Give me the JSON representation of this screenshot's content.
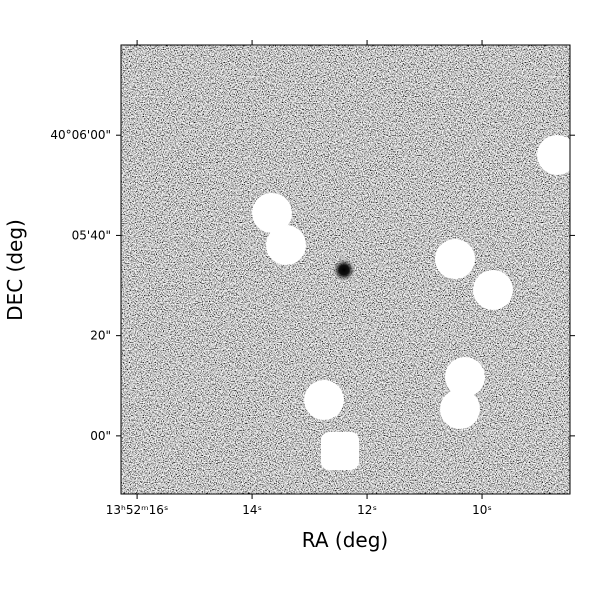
{
  "chart_data": {
    "type": "image",
    "x_label": "RA (deg)",
    "y_label": "DEC (deg)",
    "xlim": [
      16.28,
      8.47
    ],
    "ylim": [
      -11.6,
      78
    ],
    "xticks": [
      {
        "value": 16,
        "label": "13ʰ52ᵐ16ˢ"
      },
      {
        "value": 14,
        "label": "14ˢ"
      },
      {
        "value": 12,
        "label": "12ˢ"
      },
      {
        "value": 10,
        "label": "10ˢ"
      }
    ],
    "yticks": [
      {
        "value": 60,
        "label": "40°06'00\""
      },
      {
        "value": 40,
        "label": "05'40\""
      },
      {
        "value": 20,
        "label": "20\""
      },
      {
        "value": 0,
        "label": "00\""
      }
    ],
    "colormap": "gray"
  }
}
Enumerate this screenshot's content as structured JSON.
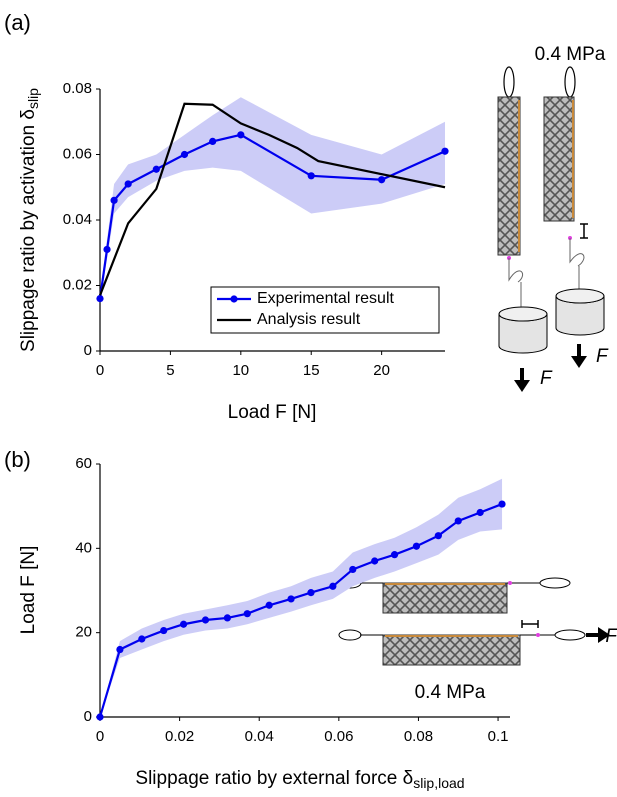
{
  "chart_data": [
    {
      "type": "line",
      "panel_label": "(a)",
      "xlabel": "Load F [N]",
      "ylabel": "Slippage ratio by activation δ",
      "ylabel_subscript": "slip",
      "xlim": [
        0,
        24.5
      ],
      "xticks": [
        0,
        5,
        10,
        15,
        20
      ],
      "ylim": [
        0,
        0.08
      ],
      "yticks": [
        0,
        0.02,
        0.04,
        0.06,
        0.08
      ],
      "legend": "lower right",
      "annotations": [
        "0.4 MPa",
        "F",
        "F"
      ],
      "series": [
        {
          "name": "Experimental result",
          "color": "#0000ee",
          "marker": "circle",
          "band_color": "#ccccf7",
          "x": [
            0,
            0.5,
            1,
            2,
            4,
            6,
            8,
            10,
            15,
            20,
            24.5
          ],
          "values": [
            0.016,
            0.031,
            0.046,
            0.051,
            0.0555,
            0.06,
            0.064,
            0.066,
            0.0535,
            0.0523,
            0.061
          ],
          "lower": [
            0.015,
            0.028,
            0.042,
            0.047,
            0.052,
            0.055,
            0.056,
            0.055,
            0.042,
            0.045,
            0.051
          ],
          "upper": [
            0.018,
            0.034,
            0.051,
            0.057,
            0.06,
            0.066,
            0.072,
            0.0775,
            0.066,
            0.06,
            0.07
          ]
        },
        {
          "name": "Analysis result",
          "color": "#000000",
          "x": [
            0,
            2,
            4,
            6,
            8,
            10,
            12,
            14,
            15.5,
            24.5
          ],
          "values": [
            0.017,
            0.039,
            0.0495,
            0.0755,
            0.0752,
            0.0695,
            0.066,
            0.062,
            0.058,
            0.05
          ]
        }
      ]
    },
    {
      "type": "line",
      "panel_label": "(b)",
      "xlabel": "Slippage ratio by external force δ",
      "xlabel_subscript": "slip,load",
      "ylabel": "Load F [N]",
      "xlim": [
        0,
        0.103
      ],
      "xticks": [
        0,
        0.02,
        0.04,
        0.06,
        0.08,
        0.1
      ],
      "ylim": [
        0,
        60
      ],
      "yticks": [
        0,
        20,
        40,
        60
      ],
      "annotations": [
        "0.4 MPa",
        "F"
      ],
      "series": [
        {
          "color": "#0000ee",
          "marker": "circle",
          "band_color": "#ccccf7",
          "x": [
            0,
            0.005,
            0.0105,
            0.016,
            0.021,
            0.0265,
            0.032,
            0.037,
            0.0425,
            0.048,
            0.053,
            0.0585,
            0.0635,
            0.069,
            0.074,
            0.0795,
            0.085,
            0.09,
            0.0955,
            0.101
          ],
          "values": [
            0,
            16,
            18.5,
            20.5,
            22,
            23,
            23.5,
            24.5,
            26.5,
            28,
            29.5,
            31,
            35,
            37,
            38.5,
            40.5,
            43,
            46.5,
            48.5,
            50.5
          ],
          "lower": [
            0,
            14,
            16,
            18,
            19.5,
            20.5,
            21,
            22,
            23.5,
            25,
            26.5,
            28,
            31,
            33,
            34.5,
            36.5,
            38.5,
            42,
            44,
            44.5
          ],
          "upper": [
            0,
            18,
            21,
            23,
            24.5,
            25.5,
            26.5,
            27.5,
            29.5,
            31,
            33,
            34.5,
            39,
            41,
            42.5,
            45,
            48,
            52,
            54,
            56.5
          ]
        }
      ]
    }
  ]
}
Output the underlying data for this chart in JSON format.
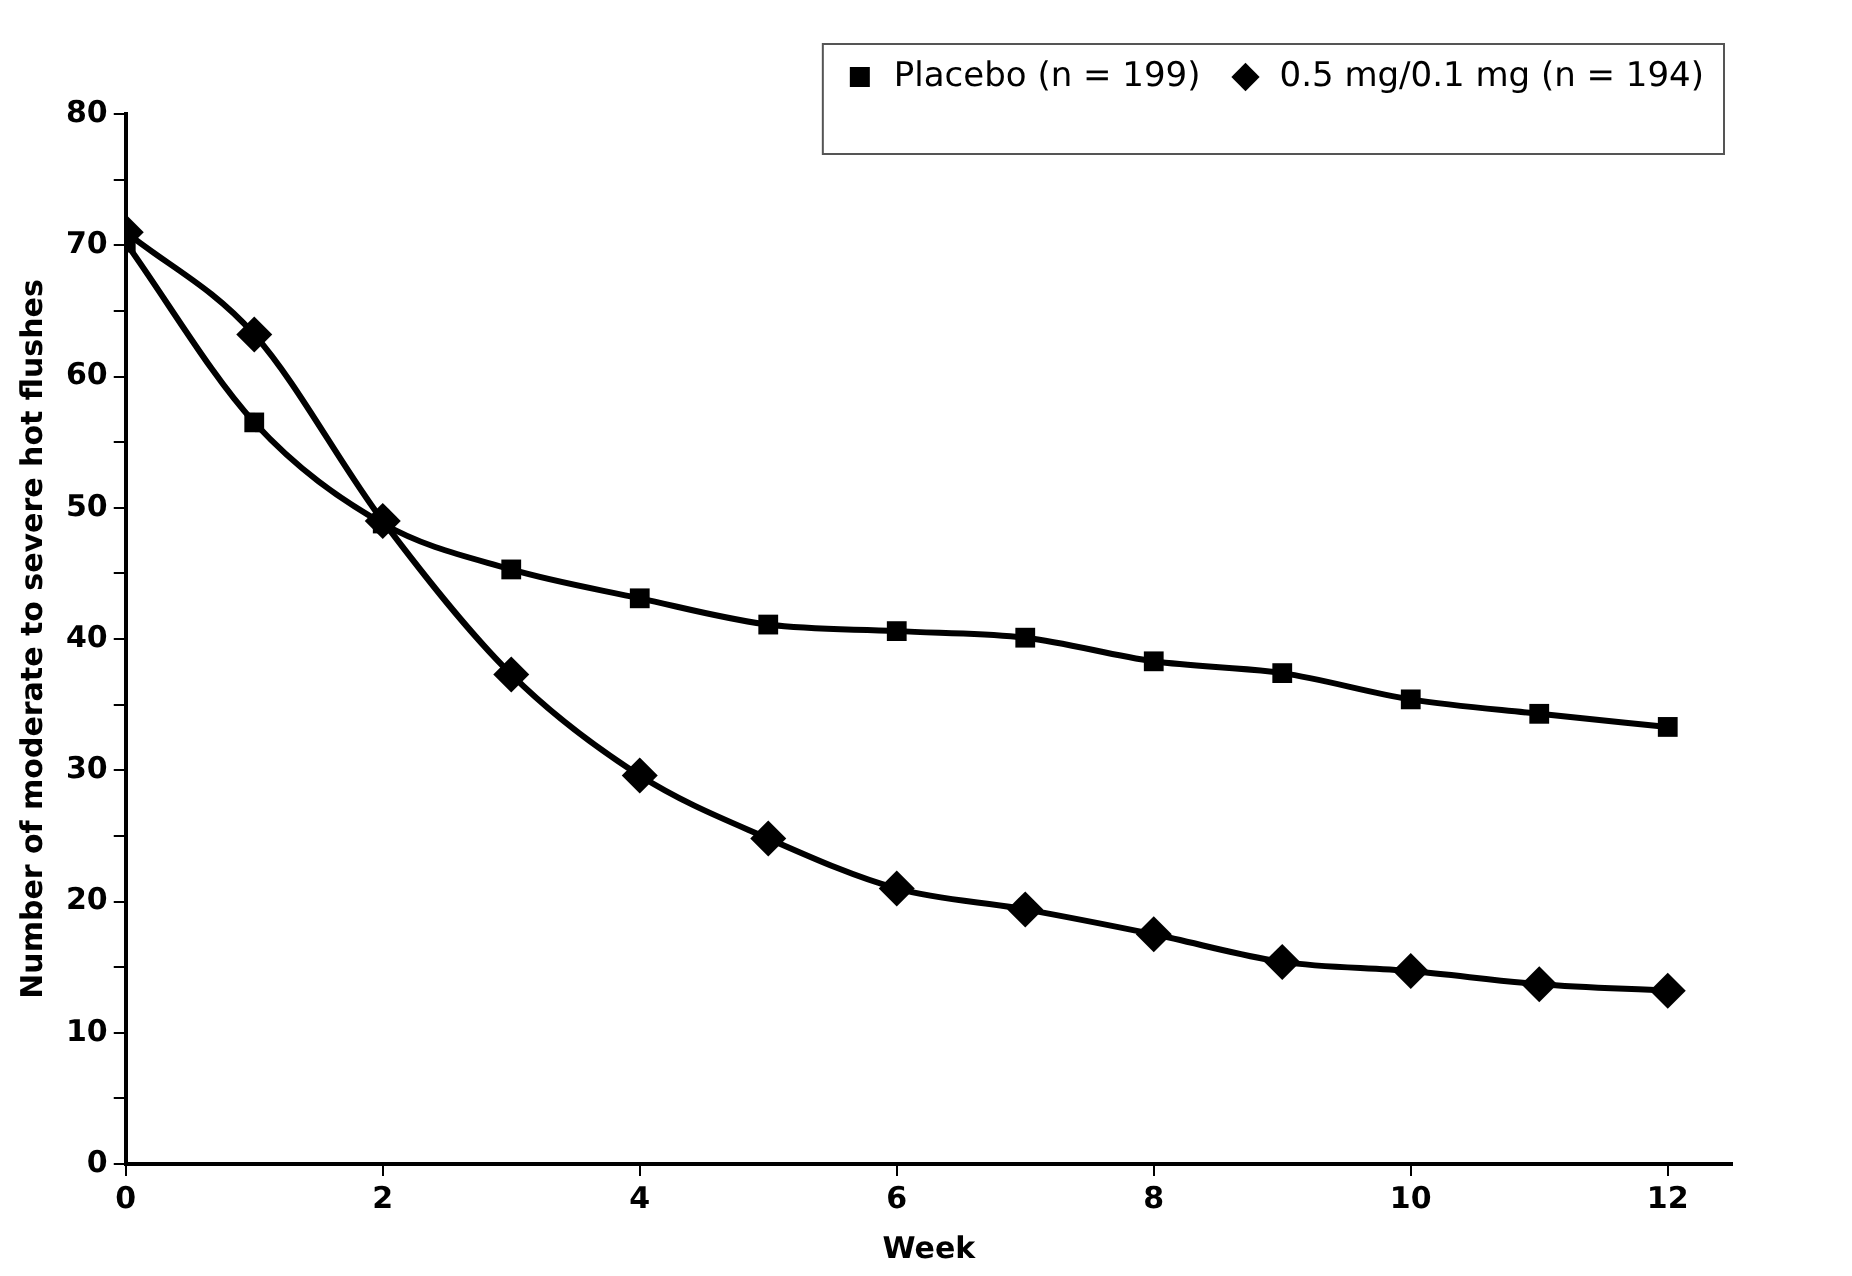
{
  "chart_data": {
    "type": "line",
    "xlabel": "Week",
    "ylabel": "Number of moderate to severe hot flushes",
    "x": [
      0,
      1,
      2,
      3,
      4,
      5,
      6,
      7,
      8,
      9,
      10,
      11,
      12
    ],
    "series": [
      {
        "name": "0.5 mg/0.1 mg (n = 194)",
        "color": "#000000",
        "marker": "diamond",
        "values": [
          71,
          63.2,
          49,
          37.3,
          29.6,
          24.8,
          21,
          19.4,
          17.5,
          15.4,
          14.7,
          13.7,
          13.2
        ]
      },
      {
        "name": "Placebo (n = 199)",
        "color": "#000000",
        "marker": "square",
        "values": [
          70.2,
          56.5,
          48.8,
          45.3,
          43.1,
          41.1,
          40.6,
          40.1,
          38.3,
          37.4,
          35.4,
          34.3,
          33.3
        ]
      }
    ],
    "xlim": [
      0,
      12.5
    ],
    "xticks": [
      0,
      2,
      4,
      6,
      8,
      10,
      12
    ],
    "ylim": [
      0,
      80
    ],
    "yticks": [
      0,
      {
        "value": 5,
        "label": null
      },
      10,
      {
        "value": 15,
        "label": null
      },
      20,
      {
        "value": 25,
        "label": null
      },
      30,
      {
        "value": 35,
        "label": null
      },
      40,
      {
        "value": 45,
        "label": null
      },
      50,
      {
        "value": 55,
        "label": null
      },
      60,
      {
        "value": 65,
        "label": null
      },
      70,
      {
        "value": 75,
        "label": null
      },
      80
    ],
    "grid": false,
    "legend": "top right",
    "line_style": "solid"
  }
}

_WHAT YOU SHOULD DO_: Every line holding "name" should be copied out.

_TASK RESULT_:
          "name": "Experimental result",
          "name": "Analysis result",
        "name": "0.5 mg/0.1 mg (n = 194)",
        "name": "Placebo (n = 199)",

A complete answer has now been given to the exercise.